OBJECTIVE →
Copy every record below exactly.
***** PROVIDED RECORDS
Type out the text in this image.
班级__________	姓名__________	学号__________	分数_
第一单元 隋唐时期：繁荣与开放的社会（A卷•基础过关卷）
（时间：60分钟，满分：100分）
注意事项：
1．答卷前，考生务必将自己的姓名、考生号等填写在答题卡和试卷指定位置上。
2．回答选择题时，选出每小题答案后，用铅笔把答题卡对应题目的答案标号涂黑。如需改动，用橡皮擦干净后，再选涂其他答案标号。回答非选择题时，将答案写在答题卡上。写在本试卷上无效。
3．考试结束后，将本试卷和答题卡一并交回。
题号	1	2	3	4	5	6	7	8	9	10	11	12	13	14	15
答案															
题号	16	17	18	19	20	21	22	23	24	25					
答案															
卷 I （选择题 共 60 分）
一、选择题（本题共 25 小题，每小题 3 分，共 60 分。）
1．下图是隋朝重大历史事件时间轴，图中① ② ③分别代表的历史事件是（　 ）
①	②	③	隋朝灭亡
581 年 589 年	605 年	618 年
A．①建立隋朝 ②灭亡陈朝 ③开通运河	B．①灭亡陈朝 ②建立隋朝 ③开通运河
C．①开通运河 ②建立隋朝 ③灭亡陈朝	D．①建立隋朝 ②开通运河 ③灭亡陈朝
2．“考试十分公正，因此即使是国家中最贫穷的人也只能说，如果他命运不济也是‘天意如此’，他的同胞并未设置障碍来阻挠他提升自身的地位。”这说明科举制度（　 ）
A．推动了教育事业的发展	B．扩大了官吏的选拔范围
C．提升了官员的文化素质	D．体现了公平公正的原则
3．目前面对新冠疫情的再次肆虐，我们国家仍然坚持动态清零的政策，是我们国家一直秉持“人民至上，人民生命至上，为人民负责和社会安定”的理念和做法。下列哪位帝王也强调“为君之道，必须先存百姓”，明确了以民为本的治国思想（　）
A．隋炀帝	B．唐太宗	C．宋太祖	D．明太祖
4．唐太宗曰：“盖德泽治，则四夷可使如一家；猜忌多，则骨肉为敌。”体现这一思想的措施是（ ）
**********
THE OUTPUT →
Type out the text in this image.
班级__________	姓名__________	学号__________	分数_
第一单元 隋唐时期：繁荣与开放的社会（A卷•基础过关卷）
（时间：60分钟，满分：100分）
注意事项：
1．答卷前，考生务必将自己的姓名、考生号等填写在答题卡和试卷指定位置上。
2．回答选择题时，选出每小题答案后，用铅笔把答题卡对应题目的答案标号涂黑。如需改动，用橡皮擦干净后，再选涂其他答案标号。回答非选择题时，将答案写在答题卡上。写在本试卷上无效。
3．考试结束后，将本试卷和答题卡一并交回。
题号	1	2	3	4	5	6	7	8	9	10	11	12	13	14	15
答案															
题号	16	17	18	19	20	21	22	23	24	25					
答案															
卷 I （选择题 共 60 分）
一、选择题（本题共 25 小题，每小题 3 分，共 60 分。）
1．下图是隋朝重大历史事件时间轴，图中① ② ③分别代表的历史事件是（　 ）
①	②	③	隋朝灭亡
581 年 589 年	605 年	618 年
A．①建立隋朝 ②灭亡陈朝 ③开通运河	B．①灭亡陈朝 ②建立隋朝 ③开通运河
C．①开通运河 ②建立隋朝 ③灭亡陈朝	D．①建立隋朝 ②开通运河 ③灭亡陈朝
2．“考试十分公正，因此即使是国家中最贫穷的人也只能说，如果他命运不济也是‘天意如此’，他的同胞并未设置障碍来阻挠他提升自身的地位。”这说明科举制度（　 ）
A．推动了教育事业的发展	B．扩大了官吏的选拔范围
C．提升了官员的文化素质	D．体现了公平公正的原则
3．目前面对新冠疫情的再次肆虐，我们国家仍然坚持动态清零的政策，是我们国家一直秉持“人民至上，人民生命至上，为人民负责和社会安定”的理念和做法。下列哪位帝王也强调“为君之道，必须先存百姓”，明确了以民为本的治国思想（　）
A．隋炀帝	B．唐太宗	C．宋太祖	D．明太祖
4．唐太宗曰：“盖德泽治，则四夷可使如一家；猜忌多，则骨肉为敌。”体现这一思想的措施是（ ）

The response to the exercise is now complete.